Aim of the task: Leave out the pictures and repeat the data exactly.

(Figure contents as structured data)
/---

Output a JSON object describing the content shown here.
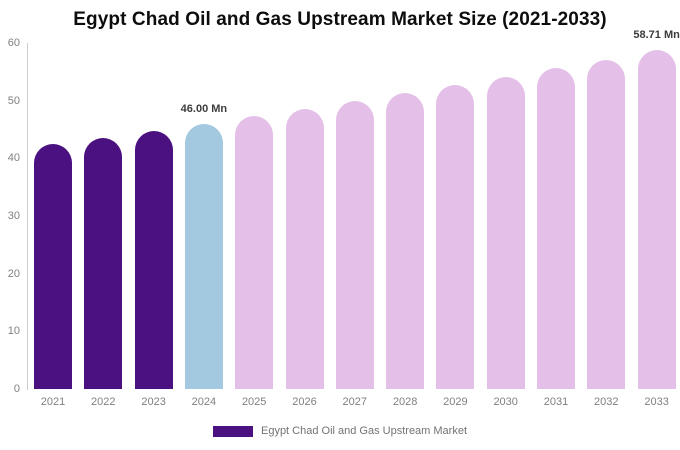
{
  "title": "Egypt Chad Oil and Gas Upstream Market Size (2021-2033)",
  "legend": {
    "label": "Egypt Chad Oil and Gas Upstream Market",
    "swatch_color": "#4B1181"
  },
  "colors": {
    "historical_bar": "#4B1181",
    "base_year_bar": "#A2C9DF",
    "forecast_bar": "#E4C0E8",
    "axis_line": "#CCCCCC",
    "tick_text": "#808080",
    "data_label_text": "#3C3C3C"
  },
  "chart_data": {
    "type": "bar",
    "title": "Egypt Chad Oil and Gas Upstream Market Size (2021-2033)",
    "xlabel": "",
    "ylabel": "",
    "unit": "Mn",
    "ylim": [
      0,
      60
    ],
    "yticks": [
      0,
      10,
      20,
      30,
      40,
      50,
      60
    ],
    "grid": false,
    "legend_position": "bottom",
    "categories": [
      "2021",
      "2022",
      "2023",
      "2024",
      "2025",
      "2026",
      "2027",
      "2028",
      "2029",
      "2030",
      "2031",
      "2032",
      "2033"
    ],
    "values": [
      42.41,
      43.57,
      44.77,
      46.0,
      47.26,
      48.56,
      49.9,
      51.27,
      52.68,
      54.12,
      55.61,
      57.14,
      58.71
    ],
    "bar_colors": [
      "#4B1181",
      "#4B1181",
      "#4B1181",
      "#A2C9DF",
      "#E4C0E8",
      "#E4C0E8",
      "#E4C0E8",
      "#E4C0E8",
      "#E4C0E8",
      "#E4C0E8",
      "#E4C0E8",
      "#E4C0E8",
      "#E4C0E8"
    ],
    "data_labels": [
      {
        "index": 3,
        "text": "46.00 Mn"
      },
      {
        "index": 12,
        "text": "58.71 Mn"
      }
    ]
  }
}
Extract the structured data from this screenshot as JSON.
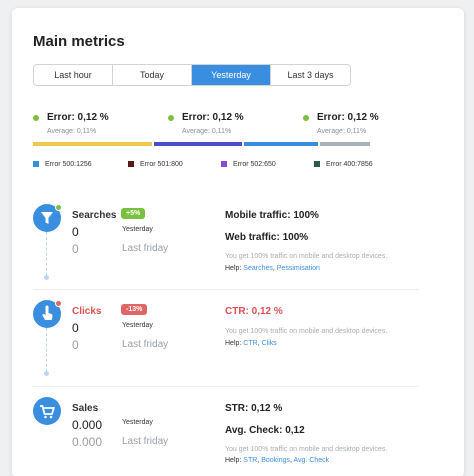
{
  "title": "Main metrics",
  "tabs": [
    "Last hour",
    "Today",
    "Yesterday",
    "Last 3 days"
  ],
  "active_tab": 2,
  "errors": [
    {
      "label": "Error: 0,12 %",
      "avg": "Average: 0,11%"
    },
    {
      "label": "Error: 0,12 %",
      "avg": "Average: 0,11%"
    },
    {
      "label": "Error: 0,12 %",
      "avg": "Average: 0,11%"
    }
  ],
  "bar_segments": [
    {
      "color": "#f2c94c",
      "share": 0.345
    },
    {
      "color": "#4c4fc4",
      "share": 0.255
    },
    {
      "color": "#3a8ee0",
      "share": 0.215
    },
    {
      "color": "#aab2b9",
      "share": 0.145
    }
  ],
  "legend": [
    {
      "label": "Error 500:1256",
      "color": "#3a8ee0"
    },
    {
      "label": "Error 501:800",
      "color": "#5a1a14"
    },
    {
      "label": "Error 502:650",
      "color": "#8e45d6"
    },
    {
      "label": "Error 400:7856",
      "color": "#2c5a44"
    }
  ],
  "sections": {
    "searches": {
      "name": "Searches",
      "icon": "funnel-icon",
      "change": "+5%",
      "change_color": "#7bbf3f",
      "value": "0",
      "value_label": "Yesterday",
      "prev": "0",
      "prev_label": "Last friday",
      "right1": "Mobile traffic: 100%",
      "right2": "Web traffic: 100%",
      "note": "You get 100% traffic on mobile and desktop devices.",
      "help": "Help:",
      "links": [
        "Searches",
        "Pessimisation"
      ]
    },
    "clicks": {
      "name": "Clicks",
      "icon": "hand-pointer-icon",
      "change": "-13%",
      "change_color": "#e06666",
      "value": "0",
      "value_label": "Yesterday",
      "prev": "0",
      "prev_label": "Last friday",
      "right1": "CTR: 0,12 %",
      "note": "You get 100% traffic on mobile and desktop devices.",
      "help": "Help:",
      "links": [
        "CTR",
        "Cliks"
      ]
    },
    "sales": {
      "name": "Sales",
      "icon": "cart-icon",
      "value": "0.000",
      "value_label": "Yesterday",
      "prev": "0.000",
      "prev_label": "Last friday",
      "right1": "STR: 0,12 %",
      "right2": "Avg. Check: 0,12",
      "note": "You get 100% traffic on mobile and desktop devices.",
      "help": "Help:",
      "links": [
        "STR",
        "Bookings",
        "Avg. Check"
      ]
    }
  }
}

\---

Result:
Output a JSON object describing the content shown here.
{
  "title": "Egypt Chad Oil and Gas Upstream Market Size (2021-2033)",
  "legend": {
    "label": "Egypt Chad Oil and Gas Upstream Market",
    "swatch_color": "#4B1181"
  },
  "colors": {
    "historical_bar": "#4B1181",
    "base_year_bar": "#A2C9DF",
    "forecast_bar": "#E4C0E8",
    "axis_line": "#CCCCCC",
    "tick_text": "#808080",
    "data_label_text": "#3C3C3C"
  },
  "chart_data": {
    "type": "bar",
    "title": "Egypt Chad Oil and Gas Upstream Market Size (2021-2033)",
    "xlabel": "",
    "ylabel": "",
    "unit": "Mn",
    "ylim": [
      0,
      60
    ],
    "yticks": [
      0,
      10,
      20,
      30,
      40,
      50,
      60
    ],
    "grid": false,
    "legend_position": "bottom",
    "categories": [
      "2021",
      "2022",
      "2023",
      "2024",
      "2025",
      "2026",
      "2027",
      "2028",
      "2029",
      "2030",
      "2031",
      "2032",
      "2033"
    ],
    "values": [
      42.41,
      43.57,
      44.77,
      46.0,
      47.26,
      48.56,
      49.9,
      51.27,
      52.68,
      54.12,
      55.61,
      57.14,
      58.71
    ],
    "bar_colors": [
      "#4B1181",
      "#4B1181",
      "#4B1181",
      "#A2C9DF",
      "#E4C0E8",
      "#E4C0E8",
      "#E4C0E8",
      "#E4C0E8",
      "#E4C0E8",
      "#E4C0E8",
      "#E4C0E8",
      "#E4C0E8",
      "#E4C0E8"
    ],
    "data_labels": [
      {
        "index": 3,
        "text": "46.00 Mn"
      },
      {
        "index": 12,
        "text": "58.71 Mn"
      }
    ]
  }
}
Extract the structured data from this screenshot as JSON.
{
  "title": "Main metrics",
  "tabs": [
    "Last hour",
    "Today",
    "Yesterday",
    "Last 3 days"
  ],
  "active_tab": 2,
  "errors": [
    {
      "label": "Error: 0,12 %",
      "avg": "Average: 0,11%"
    },
    {
      "label": "Error: 0,12 %",
      "avg": "Average: 0,11%"
    },
    {
      "label": "Error: 0,12 %",
      "avg": "Average: 0,11%"
    }
  ],
  "bar_segments": [
    {
      "color": "#f2c94c",
      "share": 0.345
    },
    {
      "color": "#4c4fc4",
      "share": 0.255
    },
    {
      "color": "#3a8ee0",
      "share": 0.215
    },
    {
      "color": "#aab2b9",
      "share": 0.145
    }
  ],
  "legend": [
    {
      "label": "Error 500:1256",
      "color": "#3a8ee0"
    },
    {
      "label": "Error 501:800",
      "color": "#5a1a14"
    },
    {
      "label": "Error 502:650",
      "color": "#8e45d6"
    },
    {
      "label": "Error 400:7856",
      "color": "#2c5a44"
    }
  ],
  "sections": {
    "searches": {
      "name": "Searches",
      "icon": "funnel-icon",
      "change": "+5%",
      "change_color": "#7bbf3f",
      "value": "0",
      "value_label": "Yesterday",
      "prev": "0",
      "prev_label": "Last friday",
      "right1": "Mobile traffic: 100%",
      "right2": "Web traffic: 100%",
      "note": "You get 100% traffic on mobile and desktop devices.",
      "help": "Help:",
      "links": [
        "Searches",
        "Pessimisation"
      ]
    },
    "clicks": {
      "name": "Clicks",
      "icon": "hand-pointer-icon",
      "change": "-13%",
      "change_color": "#e06666",
      "value": "0",
      "value_label": "Yesterday",
      "prev": "0",
      "prev_label": "Last friday",
      "right1": "CTR: 0,12 %",
      "note": "You get 100% traffic on mobile and desktop devices.",
      "help": "Help:",
      "links": [
        "CTR",
        "Cliks"
      ]
    },
    "sales": {
      "name": "Sales",
      "icon": "cart-icon",
      "value": "0.000",
      "value_label": "Yesterday",
      "prev": "0.000",
      "prev_label": "Last friday",
      "right1": "STR: 0,12 %",
      "right2": "Avg. Check: 0,12",
      "note": "You get 100% traffic on mobile and desktop devices.",
      "help": "Help:",
      "links": [
        "STR",
        "Bookings",
        "Avg. Check"
      ]
    }
  }
}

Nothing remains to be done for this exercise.